**The task:** Write the entries below out again exactly; any picture in them stays out.
[BEGIN]
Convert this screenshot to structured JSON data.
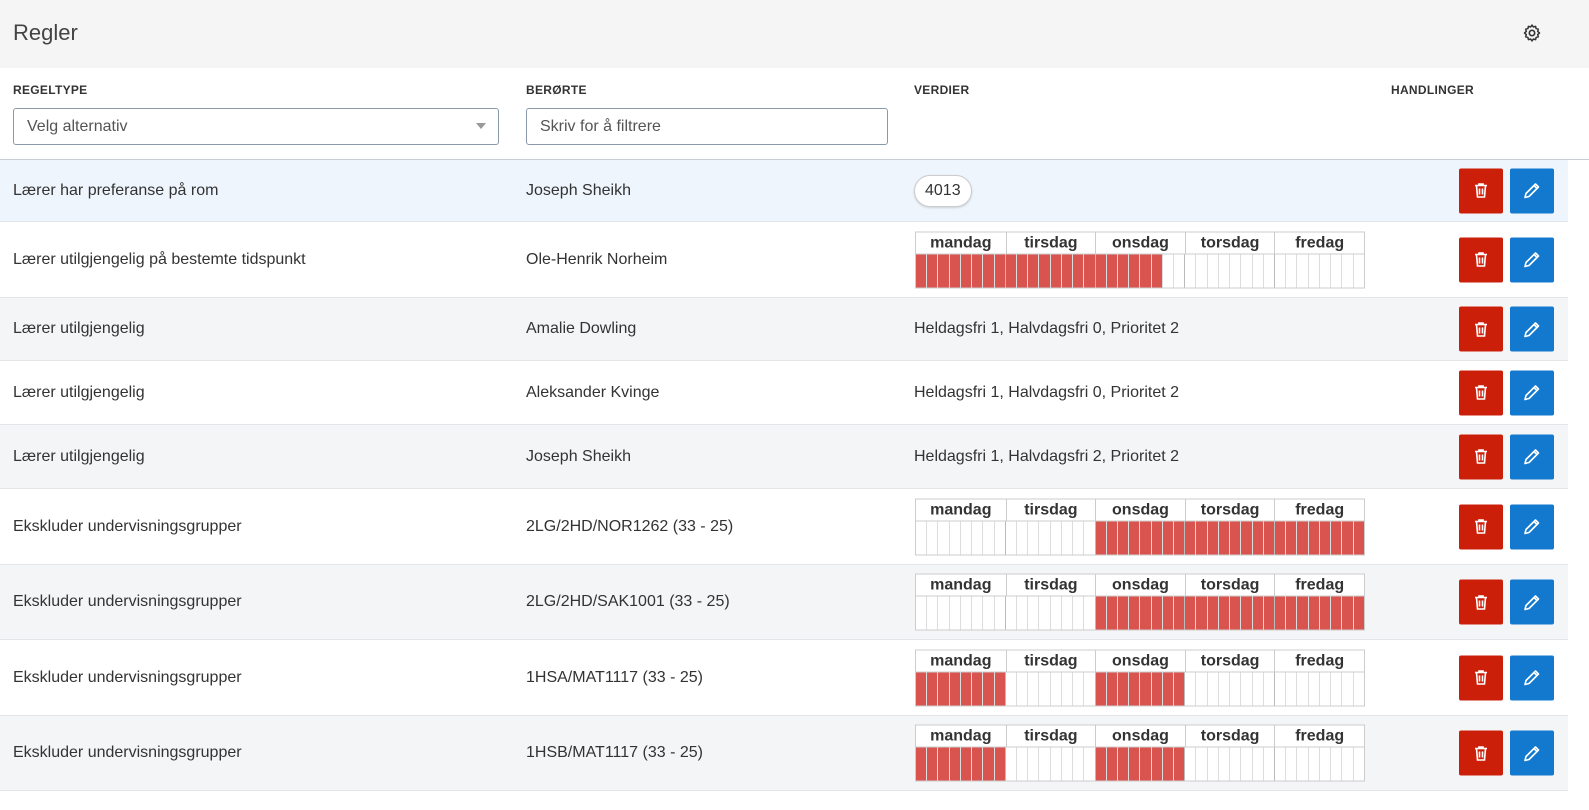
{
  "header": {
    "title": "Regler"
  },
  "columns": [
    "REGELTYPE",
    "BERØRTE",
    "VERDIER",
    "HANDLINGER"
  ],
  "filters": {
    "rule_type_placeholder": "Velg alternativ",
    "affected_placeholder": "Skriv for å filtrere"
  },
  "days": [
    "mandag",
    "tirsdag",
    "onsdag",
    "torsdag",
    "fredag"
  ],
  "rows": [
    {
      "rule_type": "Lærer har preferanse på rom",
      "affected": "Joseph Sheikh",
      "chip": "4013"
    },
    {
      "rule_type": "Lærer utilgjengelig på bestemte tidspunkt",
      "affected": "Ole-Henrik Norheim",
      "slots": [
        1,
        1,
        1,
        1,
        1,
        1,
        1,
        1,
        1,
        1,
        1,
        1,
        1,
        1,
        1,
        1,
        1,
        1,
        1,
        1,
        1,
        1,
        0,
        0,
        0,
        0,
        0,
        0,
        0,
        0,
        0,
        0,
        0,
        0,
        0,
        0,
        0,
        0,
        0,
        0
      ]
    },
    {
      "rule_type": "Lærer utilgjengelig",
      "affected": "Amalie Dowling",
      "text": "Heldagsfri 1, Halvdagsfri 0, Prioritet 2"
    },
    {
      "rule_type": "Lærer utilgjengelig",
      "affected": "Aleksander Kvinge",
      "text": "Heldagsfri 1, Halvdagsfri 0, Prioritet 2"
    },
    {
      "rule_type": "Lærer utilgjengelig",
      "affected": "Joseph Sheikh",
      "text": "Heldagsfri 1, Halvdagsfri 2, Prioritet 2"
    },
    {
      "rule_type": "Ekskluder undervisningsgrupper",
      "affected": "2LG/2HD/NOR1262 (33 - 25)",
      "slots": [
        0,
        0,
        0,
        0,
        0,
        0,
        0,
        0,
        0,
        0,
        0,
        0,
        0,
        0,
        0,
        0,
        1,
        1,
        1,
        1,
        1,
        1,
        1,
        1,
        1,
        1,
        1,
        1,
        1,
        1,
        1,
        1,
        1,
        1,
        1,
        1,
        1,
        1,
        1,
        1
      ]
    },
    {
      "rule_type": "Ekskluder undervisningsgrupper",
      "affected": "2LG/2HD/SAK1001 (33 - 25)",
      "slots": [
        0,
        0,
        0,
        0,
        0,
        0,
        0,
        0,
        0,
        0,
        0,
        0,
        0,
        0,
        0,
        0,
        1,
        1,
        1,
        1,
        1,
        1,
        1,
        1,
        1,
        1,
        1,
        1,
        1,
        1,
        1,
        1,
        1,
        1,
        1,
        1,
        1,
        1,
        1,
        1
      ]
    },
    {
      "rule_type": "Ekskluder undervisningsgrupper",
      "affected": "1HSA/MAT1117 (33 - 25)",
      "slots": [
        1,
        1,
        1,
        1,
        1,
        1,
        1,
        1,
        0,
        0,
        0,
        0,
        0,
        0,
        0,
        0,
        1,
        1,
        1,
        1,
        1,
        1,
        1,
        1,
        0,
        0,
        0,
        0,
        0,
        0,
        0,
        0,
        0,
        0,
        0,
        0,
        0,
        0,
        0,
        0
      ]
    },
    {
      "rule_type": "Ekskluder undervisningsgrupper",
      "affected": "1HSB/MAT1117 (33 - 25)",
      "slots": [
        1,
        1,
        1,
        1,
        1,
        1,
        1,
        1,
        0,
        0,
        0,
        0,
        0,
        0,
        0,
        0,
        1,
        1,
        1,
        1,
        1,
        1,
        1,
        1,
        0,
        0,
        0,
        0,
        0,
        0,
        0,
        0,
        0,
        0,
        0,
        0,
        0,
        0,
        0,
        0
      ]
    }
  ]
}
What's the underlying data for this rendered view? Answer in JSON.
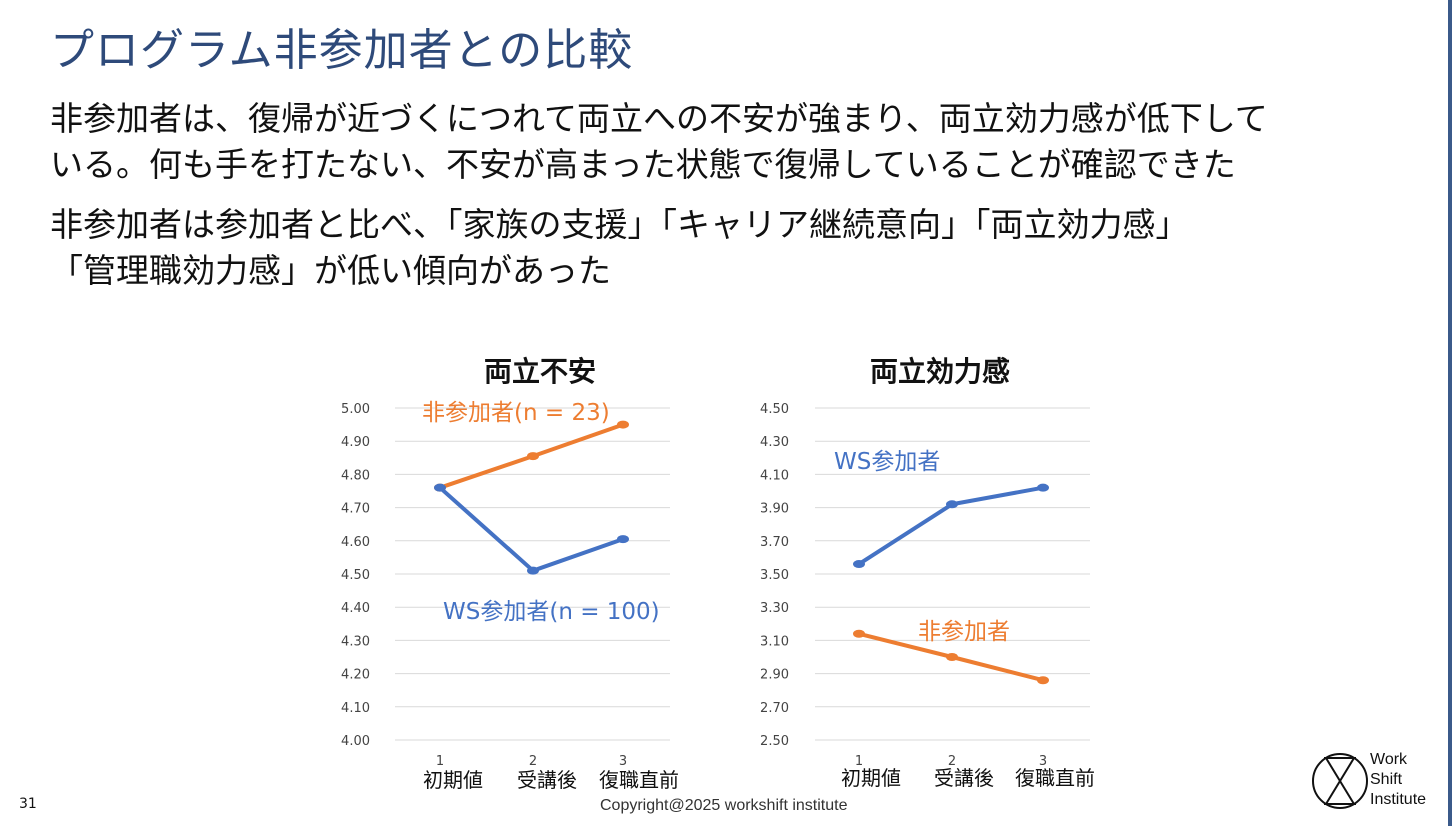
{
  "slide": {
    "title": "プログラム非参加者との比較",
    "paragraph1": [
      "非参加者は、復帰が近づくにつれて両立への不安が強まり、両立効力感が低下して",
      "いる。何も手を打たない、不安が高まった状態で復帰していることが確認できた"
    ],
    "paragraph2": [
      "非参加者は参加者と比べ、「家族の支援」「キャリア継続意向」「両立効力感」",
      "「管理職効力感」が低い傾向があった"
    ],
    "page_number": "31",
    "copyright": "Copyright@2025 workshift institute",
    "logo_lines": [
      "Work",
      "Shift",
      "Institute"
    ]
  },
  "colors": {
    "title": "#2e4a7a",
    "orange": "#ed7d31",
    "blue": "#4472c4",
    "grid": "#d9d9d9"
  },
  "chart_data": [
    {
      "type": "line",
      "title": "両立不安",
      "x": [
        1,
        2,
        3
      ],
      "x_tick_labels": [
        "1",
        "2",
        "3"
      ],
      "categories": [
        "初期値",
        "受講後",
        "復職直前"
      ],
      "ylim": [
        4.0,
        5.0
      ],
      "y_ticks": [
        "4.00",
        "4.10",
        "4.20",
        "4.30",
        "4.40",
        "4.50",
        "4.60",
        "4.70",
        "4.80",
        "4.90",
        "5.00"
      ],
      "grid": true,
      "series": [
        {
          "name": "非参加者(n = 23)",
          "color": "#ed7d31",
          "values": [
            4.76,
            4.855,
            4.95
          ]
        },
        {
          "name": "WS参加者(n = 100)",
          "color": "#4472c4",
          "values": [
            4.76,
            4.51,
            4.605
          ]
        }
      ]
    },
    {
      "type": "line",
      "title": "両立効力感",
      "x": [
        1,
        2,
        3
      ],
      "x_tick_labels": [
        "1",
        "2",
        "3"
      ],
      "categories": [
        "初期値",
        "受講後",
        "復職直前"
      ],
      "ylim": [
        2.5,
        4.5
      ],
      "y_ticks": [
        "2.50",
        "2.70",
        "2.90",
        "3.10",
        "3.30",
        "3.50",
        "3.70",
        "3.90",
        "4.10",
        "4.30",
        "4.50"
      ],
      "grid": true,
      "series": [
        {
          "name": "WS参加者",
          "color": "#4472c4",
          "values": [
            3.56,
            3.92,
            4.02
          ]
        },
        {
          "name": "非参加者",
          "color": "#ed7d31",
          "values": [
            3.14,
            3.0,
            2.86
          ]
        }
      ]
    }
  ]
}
[END]
**In response:**
Convert this screenshot to structured JSON data.
{
  "header": {
    "title": "Regler"
  },
  "columns": [
    "REGELTYPE",
    "BERØRTE",
    "VERDIER",
    "HANDLINGER"
  ],
  "filters": {
    "rule_type_placeholder": "Velg alternativ",
    "affected_placeholder": "Skriv for å filtrere"
  },
  "days": [
    "mandag",
    "tirsdag",
    "onsdag",
    "torsdag",
    "fredag"
  ],
  "rows": [
    {
      "rule_type": "Lærer har preferanse på rom",
      "affected": "Joseph Sheikh",
      "chip": "4013"
    },
    {
      "rule_type": "Lærer utilgjengelig på bestemte tidspunkt",
      "affected": "Ole-Henrik Norheim",
      "slots": [
        1,
        1,
        1,
        1,
        1,
        1,
        1,
        1,
        1,
        1,
        1,
        1,
        1,
        1,
        1,
        1,
        1,
        1,
        1,
        1,
        1,
        1,
        0,
        0,
        0,
        0,
        0,
        0,
        0,
        0,
        0,
        0,
        0,
        0,
        0,
        0,
        0,
        0,
        0,
        0
      ]
    },
    {
      "rule_type": "Lærer utilgjengelig",
      "affected": "Amalie Dowling",
      "text": "Heldagsfri 1, Halvdagsfri 0, Prioritet 2"
    },
    {
      "rule_type": "Lærer utilgjengelig",
      "affected": "Aleksander Kvinge",
      "text": "Heldagsfri 1, Halvdagsfri 0, Prioritet 2"
    },
    {
      "rule_type": "Lærer utilgjengelig",
      "affected": "Joseph Sheikh",
      "text": "Heldagsfri 1, Halvdagsfri 2, Prioritet 2"
    },
    {
      "rule_type": "Ekskluder undervisningsgrupper",
      "affected": "2LG/2HD/NOR1262 (33 - 25)",
      "slots": [
        0,
        0,
        0,
        0,
        0,
        0,
        0,
        0,
        0,
        0,
        0,
        0,
        0,
        0,
        0,
        0,
        1,
        1,
        1,
        1,
        1,
        1,
        1,
        1,
        1,
        1,
        1,
        1,
        1,
        1,
        1,
        1,
        1,
        1,
        1,
        1,
        1,
        1,
        1,
        1
      ]
    },
    {
      "rule_type": "Ekskluder undervisningsgrupper",
      "affected": "2LG/2HD/SAK1001 (33 - 25)",
      "slots": [
        0,
        0,
        0,
        0,
        0,
        0,
        0,
        0,
        0,
        0,
        0,
        0,
        0,
        0,
        0,
        0,
        1,
        1,
        1,
        1,
        1,
        1,
        1,
        1,
        1,
        1,
        1,
        1,
        1,
        1,
        1,
        1,
        1,
        1,
        1,
        1,
        1,
        1,
        1,
        1
      ]
    },
    {
      "rule_type": "Ekskluder undervisningsgrupper",
      "affected": "1HSA/MAT1117 (33 - 25)",
      "slots": [
        1,
        1,
        1,
        1,
        1,
        1,
        1,
        1,
        0,
        0,
        0,
        0,
        0,
        0,
        0,
        0,
        1,
        1,
        1,
        1,
        1,
        1,
        1,
        1,
        0,
        0,
        0,
        0,
        0,
        0,
        0,
        0,
        0,
        0,
        0,
        0,
        0,
        0,
        0,
        0
      ]
    },
    {
      "rule_type": "Ekskluder undervisningsgrupper",
      "affected": "1HSB/MAT1117 (33 - 25)",
      "slots": [
        1,
        1,
        1,
        1,
        1,
        1,
        1,
        1,
        0,
        0,
        0,
        0,
        0,
        0,
        0,
        0,
        1,
        1,
        1,
        1,
        1,
        1,
        1,
        1,
        0,
        0,
        0,
        0,
        0,
        0,
        0,
        0,
        0,
        0,
        0,
        0,
        0,
        0,
        0,
        0
      ]
    }
  ]
}
What's the underlying data for this rendered view? Answer in JSON.
{
  "slide": {
    "title": "プログラム非参加者との比較",
    "paragraph1": [
      "非参加者は、復帰が近づくにつれて両立への不安が強まり、両立効力感が低下して",
      "いる。何も手を打たない、不安が高まった状態で復帰していることが確認できた"
    ],
    "paragraph2": [
      "非参加者は参加者と比べ、「家族の支援」「キャリア継続意向」「両立効力感」",
      "「管理職効力感」が低い傾向があった"
    ],
    "page_number": "31",
    "copyright": "Copyright@2025 workshift institute",
    "logo_lines": [
      "Work",
      "Shift",
      "Institute"
    ]
  },
  "colors": {
    "title": "#2e4a7a",
    "orange": "#ed7d31",
    "blue": "#4472c4",
    "grid": "#d9d9d9"
  },
  "chart_data": [
    {
      "type": "line",
      "title": "両立不安",
      "x": [
        1,
        2,
        3
      ],
      "x_tick_labels": [
        "1",
        "2",
        "3"
      ],
      "categories": [
        "初期値",
        "受講後",
        "復職直前"
      ],
      "ylim": [
        4.0,
        5.0
      ],
      "y_ticks": [
        "4.00",
        "4.10",
        "4.20",
        "4.30",
        "4.40",
        "4.50",
        "4.60",
        "4.70",
        "4.80",
        "4.90",
        "5.00"
      ],
      "grid": true,
      "series": [
        {
          "name": "非参加者(n = 23)",
          "color": "#ed7d31",
          "values": [
            4.76,
            4.855,
            4.95
          ]
        },
        {
          "name": "WS参加者(n = 100)",
          "color": "#4472c4",
          "values": [
            4.76,
            4.51,
            4.605
          ]
        }
      ]
    },
    {
      "type": "line",
      "title": "両立効力感",
      "x": [
        1,
        2,
        3
      ],
      "x_tick_labels": [
        "1",
        "2",
        "3"
      ],
      "categories": [
        "初期値",
        "受講後",
        "復職直前"
      ],
      "ylim": [
        2.5,
        4.5
      ],
      "y_ticks": [
        "2.50",
        "2.70",
        "2.90",
        "3.10",
        "3.30",
        "3.50",
        "3.70",
        "3.90",
        "4.10",
        "4.30",
        "4.50"
      ],
      "grid": true,
      "series": [
        {
          "name": "WS参加者",
          "color": "#4472c4",
          "values": [
            3.56,
            3.92,
            4.02
          ]
        },
        {
          "name": "非参加者",
          "color": "#ed7d31",
          "values": [
            3.14,
            3.0,
            2.86
          ]
        }
      ]
    }
  ]
}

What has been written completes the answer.